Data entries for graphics
..........

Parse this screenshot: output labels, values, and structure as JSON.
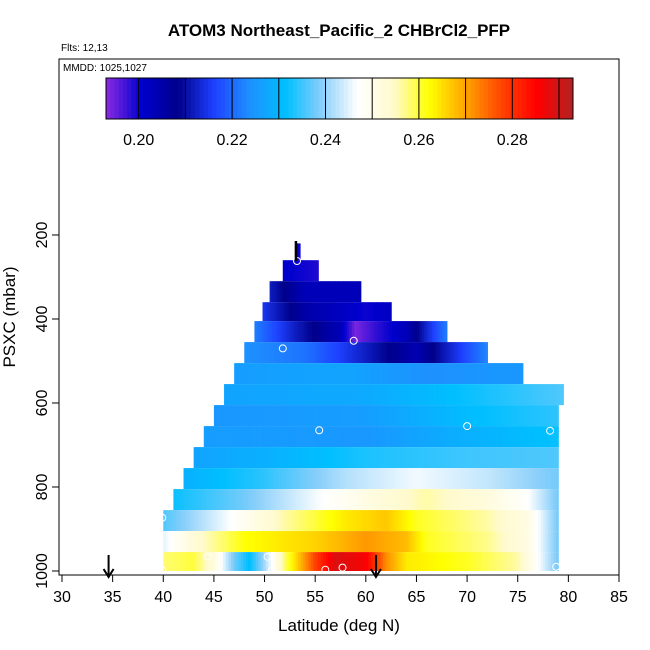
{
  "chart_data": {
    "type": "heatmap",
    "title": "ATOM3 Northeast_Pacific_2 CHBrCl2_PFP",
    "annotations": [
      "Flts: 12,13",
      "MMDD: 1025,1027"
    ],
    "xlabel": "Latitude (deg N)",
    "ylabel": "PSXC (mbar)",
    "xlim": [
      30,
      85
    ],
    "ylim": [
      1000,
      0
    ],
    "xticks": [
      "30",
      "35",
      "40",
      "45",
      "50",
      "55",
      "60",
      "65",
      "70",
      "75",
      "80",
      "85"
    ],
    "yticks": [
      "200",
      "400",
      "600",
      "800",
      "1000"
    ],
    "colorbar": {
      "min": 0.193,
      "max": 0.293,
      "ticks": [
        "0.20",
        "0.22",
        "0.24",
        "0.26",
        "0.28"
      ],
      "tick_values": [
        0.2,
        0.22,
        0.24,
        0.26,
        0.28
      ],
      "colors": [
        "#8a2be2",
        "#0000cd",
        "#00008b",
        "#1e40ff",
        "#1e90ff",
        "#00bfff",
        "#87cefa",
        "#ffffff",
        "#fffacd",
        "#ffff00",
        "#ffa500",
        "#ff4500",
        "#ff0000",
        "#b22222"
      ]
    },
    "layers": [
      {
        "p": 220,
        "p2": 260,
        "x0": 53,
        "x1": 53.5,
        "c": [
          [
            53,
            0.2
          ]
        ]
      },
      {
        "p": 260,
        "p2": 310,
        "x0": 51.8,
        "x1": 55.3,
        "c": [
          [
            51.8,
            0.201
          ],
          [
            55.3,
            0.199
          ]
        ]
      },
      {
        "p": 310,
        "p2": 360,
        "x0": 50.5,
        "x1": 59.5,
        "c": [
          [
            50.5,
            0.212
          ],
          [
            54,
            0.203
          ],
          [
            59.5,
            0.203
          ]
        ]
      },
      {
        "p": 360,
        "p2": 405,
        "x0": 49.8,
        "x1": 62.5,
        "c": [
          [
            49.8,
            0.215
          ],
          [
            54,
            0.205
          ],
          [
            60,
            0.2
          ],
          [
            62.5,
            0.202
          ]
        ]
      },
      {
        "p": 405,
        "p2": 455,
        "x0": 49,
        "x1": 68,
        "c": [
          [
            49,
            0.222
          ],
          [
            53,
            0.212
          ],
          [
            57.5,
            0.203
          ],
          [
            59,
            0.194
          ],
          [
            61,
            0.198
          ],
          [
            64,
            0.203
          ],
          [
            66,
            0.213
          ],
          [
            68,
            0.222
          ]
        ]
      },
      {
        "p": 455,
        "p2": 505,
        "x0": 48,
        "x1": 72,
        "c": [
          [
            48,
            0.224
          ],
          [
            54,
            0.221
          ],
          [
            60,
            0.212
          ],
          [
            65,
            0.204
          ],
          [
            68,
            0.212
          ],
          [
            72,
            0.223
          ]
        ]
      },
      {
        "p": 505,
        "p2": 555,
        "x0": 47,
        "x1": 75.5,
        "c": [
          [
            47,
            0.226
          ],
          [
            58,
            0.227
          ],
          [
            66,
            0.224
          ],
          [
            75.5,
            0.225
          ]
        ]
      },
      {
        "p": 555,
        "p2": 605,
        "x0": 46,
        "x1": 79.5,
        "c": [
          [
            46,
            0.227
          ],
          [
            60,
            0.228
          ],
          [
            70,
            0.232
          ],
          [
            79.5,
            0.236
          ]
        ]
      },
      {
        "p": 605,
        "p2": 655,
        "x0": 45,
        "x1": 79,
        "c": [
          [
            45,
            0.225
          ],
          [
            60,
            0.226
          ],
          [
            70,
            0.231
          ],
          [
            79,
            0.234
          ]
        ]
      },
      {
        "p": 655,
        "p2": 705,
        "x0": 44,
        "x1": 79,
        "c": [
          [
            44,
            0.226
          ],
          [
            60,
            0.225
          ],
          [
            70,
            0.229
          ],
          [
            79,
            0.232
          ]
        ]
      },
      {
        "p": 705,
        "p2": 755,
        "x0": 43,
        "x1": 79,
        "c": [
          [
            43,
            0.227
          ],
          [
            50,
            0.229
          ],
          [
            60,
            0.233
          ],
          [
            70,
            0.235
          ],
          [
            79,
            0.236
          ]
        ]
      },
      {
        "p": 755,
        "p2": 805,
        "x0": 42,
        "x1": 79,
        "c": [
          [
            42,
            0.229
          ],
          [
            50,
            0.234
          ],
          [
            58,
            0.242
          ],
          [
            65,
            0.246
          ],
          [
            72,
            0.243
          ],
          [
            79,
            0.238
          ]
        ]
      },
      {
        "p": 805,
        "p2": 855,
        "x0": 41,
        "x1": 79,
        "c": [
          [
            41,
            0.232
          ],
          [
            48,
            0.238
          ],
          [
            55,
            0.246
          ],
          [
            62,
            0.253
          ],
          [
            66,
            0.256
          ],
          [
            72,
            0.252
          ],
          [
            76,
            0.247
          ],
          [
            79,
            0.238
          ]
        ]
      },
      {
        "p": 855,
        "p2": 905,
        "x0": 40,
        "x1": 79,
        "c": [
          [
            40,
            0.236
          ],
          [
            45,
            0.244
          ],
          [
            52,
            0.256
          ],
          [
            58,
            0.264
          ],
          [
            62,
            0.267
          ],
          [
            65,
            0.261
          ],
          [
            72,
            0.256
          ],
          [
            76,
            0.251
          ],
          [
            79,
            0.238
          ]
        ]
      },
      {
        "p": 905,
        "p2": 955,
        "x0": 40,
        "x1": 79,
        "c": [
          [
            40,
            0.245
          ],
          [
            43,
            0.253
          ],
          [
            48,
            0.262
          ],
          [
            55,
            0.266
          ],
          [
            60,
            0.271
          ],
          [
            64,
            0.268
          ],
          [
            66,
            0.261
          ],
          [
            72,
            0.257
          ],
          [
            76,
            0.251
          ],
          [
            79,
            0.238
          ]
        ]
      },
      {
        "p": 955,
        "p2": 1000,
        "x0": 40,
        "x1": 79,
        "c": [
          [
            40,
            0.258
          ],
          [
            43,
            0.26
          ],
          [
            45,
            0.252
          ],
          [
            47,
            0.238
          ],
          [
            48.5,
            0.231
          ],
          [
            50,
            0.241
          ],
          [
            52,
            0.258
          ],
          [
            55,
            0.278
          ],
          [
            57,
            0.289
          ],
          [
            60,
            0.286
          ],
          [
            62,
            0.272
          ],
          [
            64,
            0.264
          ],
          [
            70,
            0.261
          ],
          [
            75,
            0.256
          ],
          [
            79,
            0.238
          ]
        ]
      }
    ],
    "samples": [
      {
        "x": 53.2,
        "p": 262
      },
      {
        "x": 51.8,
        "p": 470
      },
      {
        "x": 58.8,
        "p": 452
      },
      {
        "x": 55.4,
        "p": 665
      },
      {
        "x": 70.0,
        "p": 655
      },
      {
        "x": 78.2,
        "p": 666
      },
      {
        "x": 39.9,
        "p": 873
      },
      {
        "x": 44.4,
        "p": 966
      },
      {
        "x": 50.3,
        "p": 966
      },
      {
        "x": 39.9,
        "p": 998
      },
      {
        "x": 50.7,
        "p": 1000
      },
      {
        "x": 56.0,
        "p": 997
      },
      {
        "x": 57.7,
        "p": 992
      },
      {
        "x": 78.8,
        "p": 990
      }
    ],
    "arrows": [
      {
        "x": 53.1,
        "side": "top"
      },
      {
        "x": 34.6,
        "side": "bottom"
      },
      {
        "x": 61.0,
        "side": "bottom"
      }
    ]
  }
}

..........

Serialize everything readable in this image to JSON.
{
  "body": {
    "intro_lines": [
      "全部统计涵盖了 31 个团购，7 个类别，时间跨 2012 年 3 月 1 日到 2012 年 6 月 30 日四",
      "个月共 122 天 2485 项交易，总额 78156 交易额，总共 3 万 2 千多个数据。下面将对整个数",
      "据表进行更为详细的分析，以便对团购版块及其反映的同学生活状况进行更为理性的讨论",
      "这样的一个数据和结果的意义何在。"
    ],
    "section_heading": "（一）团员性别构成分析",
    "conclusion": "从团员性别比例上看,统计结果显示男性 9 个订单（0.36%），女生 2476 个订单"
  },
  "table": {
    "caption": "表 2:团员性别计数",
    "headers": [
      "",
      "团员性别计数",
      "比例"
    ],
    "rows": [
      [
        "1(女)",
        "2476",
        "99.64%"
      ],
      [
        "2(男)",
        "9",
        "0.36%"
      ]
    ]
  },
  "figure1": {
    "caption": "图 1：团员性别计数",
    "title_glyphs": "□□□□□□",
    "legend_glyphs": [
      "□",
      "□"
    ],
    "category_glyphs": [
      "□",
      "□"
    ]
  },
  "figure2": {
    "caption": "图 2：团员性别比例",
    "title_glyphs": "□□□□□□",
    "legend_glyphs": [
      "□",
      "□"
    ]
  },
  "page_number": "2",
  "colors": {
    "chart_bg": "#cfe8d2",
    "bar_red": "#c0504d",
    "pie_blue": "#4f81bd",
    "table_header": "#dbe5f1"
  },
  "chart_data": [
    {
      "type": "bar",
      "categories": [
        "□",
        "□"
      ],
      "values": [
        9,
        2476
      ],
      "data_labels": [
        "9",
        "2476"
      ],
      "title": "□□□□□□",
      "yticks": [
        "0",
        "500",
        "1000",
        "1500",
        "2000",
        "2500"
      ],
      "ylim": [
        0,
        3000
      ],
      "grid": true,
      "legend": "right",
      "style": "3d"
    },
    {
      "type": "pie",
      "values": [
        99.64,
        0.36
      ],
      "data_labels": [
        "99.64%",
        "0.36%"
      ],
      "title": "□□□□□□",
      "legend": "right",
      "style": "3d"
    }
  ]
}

..........

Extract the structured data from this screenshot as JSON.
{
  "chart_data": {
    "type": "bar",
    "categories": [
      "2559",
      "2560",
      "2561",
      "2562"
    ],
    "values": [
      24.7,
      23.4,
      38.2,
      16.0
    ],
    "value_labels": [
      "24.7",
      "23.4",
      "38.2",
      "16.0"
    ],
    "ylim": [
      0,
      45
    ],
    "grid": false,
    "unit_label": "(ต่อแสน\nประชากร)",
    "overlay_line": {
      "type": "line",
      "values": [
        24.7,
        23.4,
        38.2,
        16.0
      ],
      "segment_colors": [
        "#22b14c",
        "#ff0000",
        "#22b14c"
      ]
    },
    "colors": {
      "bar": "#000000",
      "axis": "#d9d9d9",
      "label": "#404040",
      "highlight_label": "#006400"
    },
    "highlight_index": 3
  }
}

..........

Request: Of the lines above, how many contain the string "type"? Only the number is required.

Result below: 5